_TASK STATEMENT_
Find the string "structured" in the entries and copy each line that has it.

(Entries with figure data)
..............................

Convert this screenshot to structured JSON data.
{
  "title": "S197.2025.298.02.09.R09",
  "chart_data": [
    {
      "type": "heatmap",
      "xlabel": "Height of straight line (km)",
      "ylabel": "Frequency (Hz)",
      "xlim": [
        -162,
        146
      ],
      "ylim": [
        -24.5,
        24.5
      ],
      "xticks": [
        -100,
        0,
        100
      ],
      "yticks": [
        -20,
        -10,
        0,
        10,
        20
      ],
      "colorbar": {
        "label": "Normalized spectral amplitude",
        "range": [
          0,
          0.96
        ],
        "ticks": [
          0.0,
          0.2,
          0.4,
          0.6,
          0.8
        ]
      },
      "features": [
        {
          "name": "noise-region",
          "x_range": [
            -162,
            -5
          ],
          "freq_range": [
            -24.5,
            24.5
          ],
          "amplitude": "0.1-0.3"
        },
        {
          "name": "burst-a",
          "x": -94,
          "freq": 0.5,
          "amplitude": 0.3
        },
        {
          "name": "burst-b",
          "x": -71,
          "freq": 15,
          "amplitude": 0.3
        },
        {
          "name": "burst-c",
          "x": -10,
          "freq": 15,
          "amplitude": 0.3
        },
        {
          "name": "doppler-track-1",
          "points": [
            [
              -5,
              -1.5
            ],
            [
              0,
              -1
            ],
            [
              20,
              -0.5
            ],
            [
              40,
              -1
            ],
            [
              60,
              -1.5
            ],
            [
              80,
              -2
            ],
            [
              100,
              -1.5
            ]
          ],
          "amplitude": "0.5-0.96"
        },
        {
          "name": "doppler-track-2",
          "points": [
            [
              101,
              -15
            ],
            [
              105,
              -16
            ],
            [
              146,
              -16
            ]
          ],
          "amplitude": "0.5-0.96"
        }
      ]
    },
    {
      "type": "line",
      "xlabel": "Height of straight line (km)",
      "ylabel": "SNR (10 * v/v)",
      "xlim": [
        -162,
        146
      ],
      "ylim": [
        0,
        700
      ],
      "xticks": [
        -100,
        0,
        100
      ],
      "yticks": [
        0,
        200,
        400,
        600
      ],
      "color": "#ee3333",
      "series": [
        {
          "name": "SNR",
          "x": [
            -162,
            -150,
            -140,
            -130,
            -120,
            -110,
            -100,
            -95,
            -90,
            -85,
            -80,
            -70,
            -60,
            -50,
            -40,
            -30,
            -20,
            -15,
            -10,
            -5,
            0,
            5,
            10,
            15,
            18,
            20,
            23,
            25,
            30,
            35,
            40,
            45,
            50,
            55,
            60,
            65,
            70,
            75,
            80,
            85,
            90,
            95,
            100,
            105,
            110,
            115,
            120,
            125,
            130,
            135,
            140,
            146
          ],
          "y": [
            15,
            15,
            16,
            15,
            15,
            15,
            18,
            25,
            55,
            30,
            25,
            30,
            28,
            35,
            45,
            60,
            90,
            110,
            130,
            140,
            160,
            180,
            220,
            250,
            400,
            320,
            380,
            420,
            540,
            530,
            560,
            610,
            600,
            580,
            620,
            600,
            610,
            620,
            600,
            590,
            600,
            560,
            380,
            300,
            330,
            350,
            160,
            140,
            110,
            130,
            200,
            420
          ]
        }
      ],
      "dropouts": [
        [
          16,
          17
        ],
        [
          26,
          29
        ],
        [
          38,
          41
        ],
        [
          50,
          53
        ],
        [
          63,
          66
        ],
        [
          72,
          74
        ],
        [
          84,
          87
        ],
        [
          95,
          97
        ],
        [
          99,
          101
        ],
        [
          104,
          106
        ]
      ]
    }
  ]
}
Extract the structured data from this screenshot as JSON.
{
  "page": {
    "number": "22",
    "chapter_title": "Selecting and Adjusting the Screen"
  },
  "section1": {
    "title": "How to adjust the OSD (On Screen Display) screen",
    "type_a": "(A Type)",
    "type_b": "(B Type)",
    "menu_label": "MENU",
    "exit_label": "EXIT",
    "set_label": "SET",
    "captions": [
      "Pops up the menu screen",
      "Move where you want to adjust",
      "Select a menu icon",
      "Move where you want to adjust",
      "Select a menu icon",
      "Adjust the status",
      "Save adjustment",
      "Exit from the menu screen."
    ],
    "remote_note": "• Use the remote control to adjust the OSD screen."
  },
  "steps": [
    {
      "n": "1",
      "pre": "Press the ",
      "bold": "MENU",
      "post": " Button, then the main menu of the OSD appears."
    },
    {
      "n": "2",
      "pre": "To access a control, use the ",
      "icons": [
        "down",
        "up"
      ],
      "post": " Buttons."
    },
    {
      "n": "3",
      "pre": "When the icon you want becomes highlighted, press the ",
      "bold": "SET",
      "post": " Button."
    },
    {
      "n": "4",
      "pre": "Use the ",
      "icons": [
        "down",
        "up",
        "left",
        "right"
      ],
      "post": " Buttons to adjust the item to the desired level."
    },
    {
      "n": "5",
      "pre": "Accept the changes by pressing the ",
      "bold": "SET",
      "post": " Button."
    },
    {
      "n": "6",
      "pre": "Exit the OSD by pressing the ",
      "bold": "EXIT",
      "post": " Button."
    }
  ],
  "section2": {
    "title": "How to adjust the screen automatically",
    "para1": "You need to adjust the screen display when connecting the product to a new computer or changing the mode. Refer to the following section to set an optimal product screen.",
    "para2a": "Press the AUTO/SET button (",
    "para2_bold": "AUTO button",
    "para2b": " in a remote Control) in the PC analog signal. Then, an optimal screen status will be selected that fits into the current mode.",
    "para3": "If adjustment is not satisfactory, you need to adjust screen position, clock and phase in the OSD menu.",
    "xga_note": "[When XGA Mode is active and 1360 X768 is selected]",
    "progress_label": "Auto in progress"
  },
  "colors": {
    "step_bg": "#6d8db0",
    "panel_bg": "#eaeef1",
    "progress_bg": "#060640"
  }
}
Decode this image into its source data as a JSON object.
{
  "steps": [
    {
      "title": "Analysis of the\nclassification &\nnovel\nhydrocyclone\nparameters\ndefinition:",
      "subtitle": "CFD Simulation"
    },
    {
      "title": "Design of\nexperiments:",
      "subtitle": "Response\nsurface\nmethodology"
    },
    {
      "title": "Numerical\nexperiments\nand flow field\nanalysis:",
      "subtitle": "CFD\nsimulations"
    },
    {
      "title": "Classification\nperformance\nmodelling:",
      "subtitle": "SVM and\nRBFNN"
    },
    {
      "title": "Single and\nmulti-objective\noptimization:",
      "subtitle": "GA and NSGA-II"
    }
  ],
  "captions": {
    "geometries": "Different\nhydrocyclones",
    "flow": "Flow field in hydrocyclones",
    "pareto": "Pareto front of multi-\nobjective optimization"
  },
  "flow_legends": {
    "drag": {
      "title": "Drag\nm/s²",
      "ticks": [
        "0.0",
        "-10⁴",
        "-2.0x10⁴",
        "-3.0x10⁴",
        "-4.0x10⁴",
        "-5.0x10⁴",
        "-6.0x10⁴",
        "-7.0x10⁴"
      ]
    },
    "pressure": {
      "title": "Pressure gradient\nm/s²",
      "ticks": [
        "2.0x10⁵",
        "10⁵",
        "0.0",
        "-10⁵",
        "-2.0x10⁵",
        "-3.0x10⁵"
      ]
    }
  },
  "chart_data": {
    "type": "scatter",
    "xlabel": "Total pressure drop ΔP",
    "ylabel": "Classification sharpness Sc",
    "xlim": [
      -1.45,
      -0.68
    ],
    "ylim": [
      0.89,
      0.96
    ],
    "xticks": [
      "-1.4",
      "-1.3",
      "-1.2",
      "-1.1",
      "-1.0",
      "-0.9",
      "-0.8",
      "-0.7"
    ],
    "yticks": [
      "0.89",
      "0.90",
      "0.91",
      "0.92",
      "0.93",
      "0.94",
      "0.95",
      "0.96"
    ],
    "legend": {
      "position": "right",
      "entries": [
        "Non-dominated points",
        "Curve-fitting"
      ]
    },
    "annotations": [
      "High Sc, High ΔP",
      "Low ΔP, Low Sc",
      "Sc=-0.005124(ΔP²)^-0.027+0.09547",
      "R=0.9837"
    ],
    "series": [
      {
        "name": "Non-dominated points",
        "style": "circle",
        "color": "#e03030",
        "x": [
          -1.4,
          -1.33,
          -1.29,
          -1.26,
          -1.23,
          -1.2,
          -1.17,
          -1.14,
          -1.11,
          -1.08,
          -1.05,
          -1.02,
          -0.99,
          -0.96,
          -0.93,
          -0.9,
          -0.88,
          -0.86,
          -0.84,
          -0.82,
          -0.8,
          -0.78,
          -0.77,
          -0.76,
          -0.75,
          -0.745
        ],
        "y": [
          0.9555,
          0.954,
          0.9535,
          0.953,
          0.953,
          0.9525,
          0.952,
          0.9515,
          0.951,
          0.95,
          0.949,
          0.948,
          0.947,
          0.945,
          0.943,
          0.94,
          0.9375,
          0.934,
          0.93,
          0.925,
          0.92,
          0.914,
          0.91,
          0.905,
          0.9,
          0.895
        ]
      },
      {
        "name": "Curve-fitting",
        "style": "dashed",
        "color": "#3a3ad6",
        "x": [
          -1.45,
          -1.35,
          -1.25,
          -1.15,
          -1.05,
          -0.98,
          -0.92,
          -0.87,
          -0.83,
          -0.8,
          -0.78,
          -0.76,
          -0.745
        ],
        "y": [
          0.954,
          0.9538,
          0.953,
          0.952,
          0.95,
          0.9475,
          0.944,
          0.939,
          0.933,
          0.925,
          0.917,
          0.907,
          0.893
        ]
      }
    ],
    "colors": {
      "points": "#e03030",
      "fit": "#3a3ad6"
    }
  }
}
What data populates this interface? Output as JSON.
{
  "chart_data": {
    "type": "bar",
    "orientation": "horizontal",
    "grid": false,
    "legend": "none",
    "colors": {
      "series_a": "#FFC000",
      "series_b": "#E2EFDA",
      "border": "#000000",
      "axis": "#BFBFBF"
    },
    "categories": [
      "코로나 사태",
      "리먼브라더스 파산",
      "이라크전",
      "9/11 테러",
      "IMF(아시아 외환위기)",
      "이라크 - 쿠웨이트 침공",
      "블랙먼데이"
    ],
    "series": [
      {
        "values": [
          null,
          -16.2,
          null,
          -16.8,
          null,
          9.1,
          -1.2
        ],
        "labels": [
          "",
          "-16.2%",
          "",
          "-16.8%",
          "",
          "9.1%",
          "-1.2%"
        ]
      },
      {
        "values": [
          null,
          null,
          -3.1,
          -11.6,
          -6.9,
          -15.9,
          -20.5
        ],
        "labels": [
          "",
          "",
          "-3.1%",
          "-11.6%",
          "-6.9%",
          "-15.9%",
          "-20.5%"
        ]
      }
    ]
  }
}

..............................

_REPLY_
Convert this screenshot to structured JSON data.
Extract the structured data from this screenshot as JSON.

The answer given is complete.